• **Quoted passage**:
N.Y. Woman in Peru Denies Notes
Associated Press -- 3 April 2001
by Rick Vecchio
LIMA, Peru - A New York woman on trial for alleged collaboration with leftist guerrillas in Peru said Tuesday that notes written in Spanish in the margins of a rebel manuscript resembled her handwriting but insisted she had never seen the document.
In the toughest cross-examination yet by the presiding magistrate, Lori Berenson also was instructed to write a series of numbers for comparison with a seating chart of Congress that she allegedly sketched to help plan a thwarted takeover of the legislature.
``I saw some letters that are similar to my handwriting but it is not mine,'' she said, after being shown the rebel manuscript page-by-page. ``I've never seen this document before.''
A secret Peruvian military court convicted Berenson, 31, of treason in 1996 and sentenced her to life in prison for allegedly helping Tupac Amaru Revolutionary Movement rebels plan to seize Congress to exchange hostages for imprisoned rebels.

• **Problem 1**: In the Berenson trial report, what was Berenson told to write for comparison with a seating chart of Congress?
• **Problem 2**: Does each statement agree with the Berenson trial report? Answer yes or no, and quote the words that decide it. (a) A military court convicted Berenson of treason in 1996. (b) Berenson said the handwriting in the margins was hers. (c) The margin notes in the rebel manuscript were written in English.
• **Problem 3**: Please carry on with the Berenson trial report after its last sentence.
The items after this report are separate material.

• **Record extracts**:
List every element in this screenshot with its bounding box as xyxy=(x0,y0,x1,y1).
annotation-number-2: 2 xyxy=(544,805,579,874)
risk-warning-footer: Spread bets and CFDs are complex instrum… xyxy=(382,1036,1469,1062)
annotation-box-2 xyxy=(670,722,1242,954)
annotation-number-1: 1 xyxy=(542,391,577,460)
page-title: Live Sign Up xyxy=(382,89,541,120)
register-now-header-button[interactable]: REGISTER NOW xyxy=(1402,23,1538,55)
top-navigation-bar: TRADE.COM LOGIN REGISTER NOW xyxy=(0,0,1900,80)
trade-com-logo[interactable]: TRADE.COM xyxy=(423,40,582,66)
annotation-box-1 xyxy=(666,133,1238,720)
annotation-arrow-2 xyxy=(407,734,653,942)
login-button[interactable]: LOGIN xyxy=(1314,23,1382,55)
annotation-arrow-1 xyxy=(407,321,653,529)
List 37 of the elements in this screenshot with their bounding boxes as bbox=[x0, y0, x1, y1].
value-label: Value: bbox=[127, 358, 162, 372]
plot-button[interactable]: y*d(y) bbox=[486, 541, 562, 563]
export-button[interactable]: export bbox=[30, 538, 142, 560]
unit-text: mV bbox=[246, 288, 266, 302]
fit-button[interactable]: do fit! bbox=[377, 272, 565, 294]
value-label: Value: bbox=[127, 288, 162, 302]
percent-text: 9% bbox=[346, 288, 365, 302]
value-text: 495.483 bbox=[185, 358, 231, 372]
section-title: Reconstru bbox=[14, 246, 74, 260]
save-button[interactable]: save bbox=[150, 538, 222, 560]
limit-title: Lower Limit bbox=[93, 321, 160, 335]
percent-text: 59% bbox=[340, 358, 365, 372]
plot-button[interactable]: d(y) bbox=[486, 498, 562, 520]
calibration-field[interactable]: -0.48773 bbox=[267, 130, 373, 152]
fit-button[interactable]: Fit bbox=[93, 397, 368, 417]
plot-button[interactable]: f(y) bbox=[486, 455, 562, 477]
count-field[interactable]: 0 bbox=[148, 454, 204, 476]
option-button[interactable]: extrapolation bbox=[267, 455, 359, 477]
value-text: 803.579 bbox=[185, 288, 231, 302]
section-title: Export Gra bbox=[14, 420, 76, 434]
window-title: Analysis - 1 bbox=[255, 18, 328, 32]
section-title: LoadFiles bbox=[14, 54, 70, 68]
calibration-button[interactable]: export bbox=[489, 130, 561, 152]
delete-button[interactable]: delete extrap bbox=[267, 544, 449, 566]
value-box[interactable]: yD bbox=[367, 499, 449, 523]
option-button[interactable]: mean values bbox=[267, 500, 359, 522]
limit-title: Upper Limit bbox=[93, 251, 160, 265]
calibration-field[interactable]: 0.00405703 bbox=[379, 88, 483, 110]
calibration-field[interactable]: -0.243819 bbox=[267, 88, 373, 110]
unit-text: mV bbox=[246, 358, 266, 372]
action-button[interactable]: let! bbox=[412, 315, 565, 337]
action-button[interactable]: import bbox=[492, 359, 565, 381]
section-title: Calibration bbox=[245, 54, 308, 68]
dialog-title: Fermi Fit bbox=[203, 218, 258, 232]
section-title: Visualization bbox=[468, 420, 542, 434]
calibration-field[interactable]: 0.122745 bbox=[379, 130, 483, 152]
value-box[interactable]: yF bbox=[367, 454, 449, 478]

• **Response 1**: A series of numbers.

• **Response 2**:
(a) Yes: "A secret Peruvian military court convicted Berenson, 31, of treason in 1996"
(b) No: "I saw some letters that are similar to my handwriting but it is not mine"
(c) No: "notes written in Spanish in the margins of a rebel manuscript"

• **Response 3**:
But after years of pressure from the United States, which said her trial was unfair, Peru's highest military court overturned the conviction in August, leading to the new civilian trial that began two weeks ago on the lesser charges of ``terrorist collaboration.''
Prosecutors are seeking a 20-year sentence for Berenson, a former Massachusetts Institute of Technology student.
They charge she rented a house in Lima in 1995 as a hide-out for the rebels and collected information on Congress accompanied by the wife of the group's top commander.
Berenson, who denies the charges, maintained she did not know her housemates or the rebel leader's wife were members of the group, also known as the MRTA. She says she hired the woman as a photographer for an article that required interviews with lawmakers.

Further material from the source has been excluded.